WHAT TO DO:
Go over the entries below line by line, copying each one that contains the word "Dark".
** BEGIN GIVEN DATA **
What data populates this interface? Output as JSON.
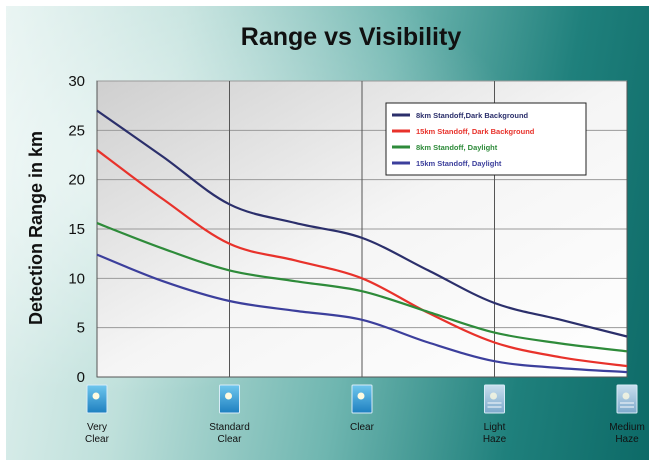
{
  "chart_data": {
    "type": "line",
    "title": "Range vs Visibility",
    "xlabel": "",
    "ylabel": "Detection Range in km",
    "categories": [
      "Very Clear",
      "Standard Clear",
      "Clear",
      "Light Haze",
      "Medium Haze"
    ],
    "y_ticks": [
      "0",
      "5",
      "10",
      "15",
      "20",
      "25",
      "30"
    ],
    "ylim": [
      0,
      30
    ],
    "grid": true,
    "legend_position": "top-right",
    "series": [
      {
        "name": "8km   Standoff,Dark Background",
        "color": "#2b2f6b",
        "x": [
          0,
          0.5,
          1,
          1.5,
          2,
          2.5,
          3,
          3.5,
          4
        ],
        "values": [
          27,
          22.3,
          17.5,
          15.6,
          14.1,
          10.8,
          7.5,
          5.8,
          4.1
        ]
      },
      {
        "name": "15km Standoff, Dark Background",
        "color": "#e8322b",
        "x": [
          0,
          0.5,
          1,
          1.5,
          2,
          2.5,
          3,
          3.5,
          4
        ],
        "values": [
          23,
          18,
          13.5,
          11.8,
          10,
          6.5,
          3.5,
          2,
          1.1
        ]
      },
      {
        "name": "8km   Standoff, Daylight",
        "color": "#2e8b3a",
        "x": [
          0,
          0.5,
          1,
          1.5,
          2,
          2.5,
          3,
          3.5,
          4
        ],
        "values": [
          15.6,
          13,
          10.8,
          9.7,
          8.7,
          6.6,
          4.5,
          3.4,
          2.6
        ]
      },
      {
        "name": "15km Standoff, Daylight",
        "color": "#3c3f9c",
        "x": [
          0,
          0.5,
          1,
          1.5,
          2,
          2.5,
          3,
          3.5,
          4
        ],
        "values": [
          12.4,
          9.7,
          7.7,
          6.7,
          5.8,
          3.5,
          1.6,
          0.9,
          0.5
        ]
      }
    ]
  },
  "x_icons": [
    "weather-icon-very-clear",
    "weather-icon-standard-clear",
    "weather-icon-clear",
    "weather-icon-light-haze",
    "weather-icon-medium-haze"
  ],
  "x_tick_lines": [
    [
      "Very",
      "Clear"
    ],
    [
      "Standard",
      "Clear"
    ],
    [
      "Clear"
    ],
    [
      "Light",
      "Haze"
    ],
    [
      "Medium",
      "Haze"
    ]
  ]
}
** END GIVEN DATA **
** BEGIN GIVEN DATA **
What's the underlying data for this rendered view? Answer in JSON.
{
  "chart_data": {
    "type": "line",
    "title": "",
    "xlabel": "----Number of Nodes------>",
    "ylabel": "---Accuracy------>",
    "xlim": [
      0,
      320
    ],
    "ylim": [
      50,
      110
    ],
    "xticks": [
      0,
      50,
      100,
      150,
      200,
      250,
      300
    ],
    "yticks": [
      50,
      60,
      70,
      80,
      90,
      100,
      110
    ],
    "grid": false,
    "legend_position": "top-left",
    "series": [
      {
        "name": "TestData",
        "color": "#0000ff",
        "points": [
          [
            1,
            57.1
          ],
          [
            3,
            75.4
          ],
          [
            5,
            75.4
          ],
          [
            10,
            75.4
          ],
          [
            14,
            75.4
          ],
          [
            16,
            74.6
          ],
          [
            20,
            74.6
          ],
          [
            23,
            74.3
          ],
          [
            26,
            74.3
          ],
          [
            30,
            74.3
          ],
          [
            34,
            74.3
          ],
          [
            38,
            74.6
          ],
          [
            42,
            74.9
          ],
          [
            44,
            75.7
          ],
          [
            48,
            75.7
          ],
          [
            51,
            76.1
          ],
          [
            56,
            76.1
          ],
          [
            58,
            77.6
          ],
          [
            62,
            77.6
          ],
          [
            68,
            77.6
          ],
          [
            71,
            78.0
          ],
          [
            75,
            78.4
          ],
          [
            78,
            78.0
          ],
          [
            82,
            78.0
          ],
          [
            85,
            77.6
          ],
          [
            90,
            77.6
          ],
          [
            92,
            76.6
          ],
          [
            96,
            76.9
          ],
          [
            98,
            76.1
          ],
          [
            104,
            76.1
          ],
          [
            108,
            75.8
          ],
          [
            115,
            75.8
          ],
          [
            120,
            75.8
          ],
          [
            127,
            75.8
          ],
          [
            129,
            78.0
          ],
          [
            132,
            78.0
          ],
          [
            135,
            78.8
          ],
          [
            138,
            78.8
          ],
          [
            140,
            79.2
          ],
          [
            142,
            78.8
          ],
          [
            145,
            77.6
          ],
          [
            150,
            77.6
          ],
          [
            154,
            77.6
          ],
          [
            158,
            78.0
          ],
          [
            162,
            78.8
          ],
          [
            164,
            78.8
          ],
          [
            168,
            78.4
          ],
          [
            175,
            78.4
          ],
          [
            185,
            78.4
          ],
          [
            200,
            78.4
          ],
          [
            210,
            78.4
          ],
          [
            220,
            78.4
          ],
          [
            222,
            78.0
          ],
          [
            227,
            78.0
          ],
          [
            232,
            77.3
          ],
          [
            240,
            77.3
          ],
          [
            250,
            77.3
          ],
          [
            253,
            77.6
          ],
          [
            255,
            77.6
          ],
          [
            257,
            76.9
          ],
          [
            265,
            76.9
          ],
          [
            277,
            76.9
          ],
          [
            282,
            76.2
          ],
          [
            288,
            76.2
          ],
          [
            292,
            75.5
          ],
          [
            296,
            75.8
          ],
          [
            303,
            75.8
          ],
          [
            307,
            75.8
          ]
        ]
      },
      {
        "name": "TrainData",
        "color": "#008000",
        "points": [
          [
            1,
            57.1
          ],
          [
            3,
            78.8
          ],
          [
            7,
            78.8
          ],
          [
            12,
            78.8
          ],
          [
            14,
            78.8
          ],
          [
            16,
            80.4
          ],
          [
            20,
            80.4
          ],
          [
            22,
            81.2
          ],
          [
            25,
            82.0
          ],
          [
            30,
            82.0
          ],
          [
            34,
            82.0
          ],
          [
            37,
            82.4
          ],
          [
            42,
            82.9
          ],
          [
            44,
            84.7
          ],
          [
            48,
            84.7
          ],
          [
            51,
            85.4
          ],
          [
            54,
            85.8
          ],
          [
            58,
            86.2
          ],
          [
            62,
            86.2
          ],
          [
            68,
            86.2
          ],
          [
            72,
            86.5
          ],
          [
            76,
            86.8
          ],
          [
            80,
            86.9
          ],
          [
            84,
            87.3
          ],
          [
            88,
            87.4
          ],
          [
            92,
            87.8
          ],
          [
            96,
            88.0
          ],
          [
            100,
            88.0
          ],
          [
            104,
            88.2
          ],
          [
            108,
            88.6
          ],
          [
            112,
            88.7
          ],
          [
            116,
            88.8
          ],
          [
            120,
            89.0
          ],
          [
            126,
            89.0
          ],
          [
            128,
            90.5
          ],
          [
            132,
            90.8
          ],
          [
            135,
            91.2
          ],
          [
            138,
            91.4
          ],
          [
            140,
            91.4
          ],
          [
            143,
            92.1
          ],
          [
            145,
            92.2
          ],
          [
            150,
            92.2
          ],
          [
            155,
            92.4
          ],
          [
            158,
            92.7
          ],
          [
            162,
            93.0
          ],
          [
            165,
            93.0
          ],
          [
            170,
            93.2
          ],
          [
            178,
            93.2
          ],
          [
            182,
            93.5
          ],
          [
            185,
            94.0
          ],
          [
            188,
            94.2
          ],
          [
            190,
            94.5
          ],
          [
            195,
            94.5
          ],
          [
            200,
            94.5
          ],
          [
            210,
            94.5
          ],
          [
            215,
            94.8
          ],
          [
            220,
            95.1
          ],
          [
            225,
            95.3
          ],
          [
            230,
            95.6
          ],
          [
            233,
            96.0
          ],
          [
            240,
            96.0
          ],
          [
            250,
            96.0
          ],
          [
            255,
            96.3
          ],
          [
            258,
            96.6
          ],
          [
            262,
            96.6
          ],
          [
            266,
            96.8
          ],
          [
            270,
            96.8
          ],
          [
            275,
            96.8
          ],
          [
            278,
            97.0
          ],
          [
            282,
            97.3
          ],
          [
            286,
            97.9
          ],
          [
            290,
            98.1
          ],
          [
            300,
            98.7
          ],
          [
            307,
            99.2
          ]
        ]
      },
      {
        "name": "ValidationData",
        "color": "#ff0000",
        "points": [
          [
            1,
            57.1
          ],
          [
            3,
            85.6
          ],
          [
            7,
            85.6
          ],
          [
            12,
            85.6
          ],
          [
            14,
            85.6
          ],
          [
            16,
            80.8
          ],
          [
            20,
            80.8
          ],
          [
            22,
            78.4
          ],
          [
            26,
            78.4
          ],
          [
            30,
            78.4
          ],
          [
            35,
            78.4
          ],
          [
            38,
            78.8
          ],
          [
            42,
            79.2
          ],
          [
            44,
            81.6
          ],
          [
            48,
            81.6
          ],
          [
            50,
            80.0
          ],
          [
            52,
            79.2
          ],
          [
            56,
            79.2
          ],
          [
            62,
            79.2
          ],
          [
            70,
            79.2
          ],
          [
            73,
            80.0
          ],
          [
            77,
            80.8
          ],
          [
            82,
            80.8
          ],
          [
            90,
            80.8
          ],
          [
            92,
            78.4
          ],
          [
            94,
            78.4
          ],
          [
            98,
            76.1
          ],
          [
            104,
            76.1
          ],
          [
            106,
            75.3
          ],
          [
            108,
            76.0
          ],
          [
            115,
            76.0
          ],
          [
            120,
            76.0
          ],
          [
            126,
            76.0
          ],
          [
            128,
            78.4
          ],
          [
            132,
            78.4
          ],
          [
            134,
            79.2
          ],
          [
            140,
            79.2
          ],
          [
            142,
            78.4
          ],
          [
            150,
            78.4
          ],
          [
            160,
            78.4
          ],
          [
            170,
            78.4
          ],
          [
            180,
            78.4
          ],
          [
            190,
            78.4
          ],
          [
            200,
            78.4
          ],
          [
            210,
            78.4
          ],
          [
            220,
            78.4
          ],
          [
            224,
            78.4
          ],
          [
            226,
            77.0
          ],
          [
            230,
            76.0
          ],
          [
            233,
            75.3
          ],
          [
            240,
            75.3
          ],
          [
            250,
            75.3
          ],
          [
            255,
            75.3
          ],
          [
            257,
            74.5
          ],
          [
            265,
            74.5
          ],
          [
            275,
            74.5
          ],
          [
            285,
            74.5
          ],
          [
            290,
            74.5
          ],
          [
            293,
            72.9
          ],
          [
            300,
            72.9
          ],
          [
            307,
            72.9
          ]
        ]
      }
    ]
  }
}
** END GIVEN DATA **
** BEGIN GIVEN DATA **
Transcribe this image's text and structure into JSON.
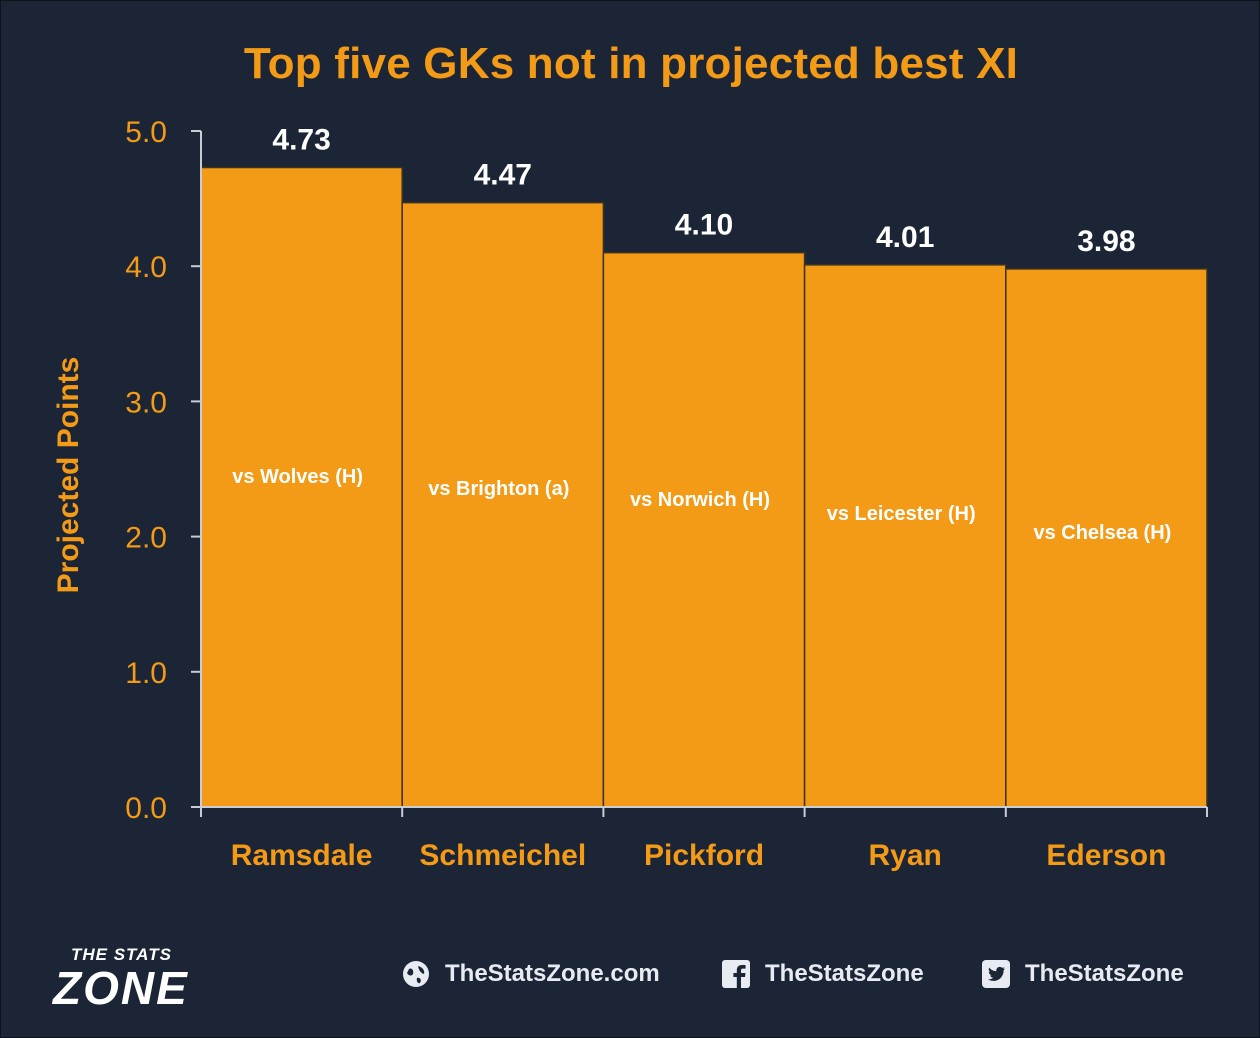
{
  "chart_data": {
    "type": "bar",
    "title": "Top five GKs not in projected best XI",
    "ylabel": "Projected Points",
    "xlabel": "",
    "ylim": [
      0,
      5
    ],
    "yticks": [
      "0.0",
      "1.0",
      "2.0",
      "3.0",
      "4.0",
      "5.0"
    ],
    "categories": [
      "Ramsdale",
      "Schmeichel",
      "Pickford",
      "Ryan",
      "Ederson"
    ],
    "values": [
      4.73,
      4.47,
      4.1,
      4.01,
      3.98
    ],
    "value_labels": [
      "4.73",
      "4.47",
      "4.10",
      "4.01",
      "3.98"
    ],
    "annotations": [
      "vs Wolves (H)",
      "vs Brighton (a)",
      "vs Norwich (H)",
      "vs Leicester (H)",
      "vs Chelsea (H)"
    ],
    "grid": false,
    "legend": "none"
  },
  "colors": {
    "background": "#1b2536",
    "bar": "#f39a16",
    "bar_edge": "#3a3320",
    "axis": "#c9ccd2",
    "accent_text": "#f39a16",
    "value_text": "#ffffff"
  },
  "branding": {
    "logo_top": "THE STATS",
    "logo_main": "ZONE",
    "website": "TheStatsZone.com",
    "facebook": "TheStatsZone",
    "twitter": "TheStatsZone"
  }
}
** END GIVEN DATA **
EXERCISE RESULT:
        "name": "8km   Standoff,Dark Background",
        "name": "15km Standoff, Dark Background",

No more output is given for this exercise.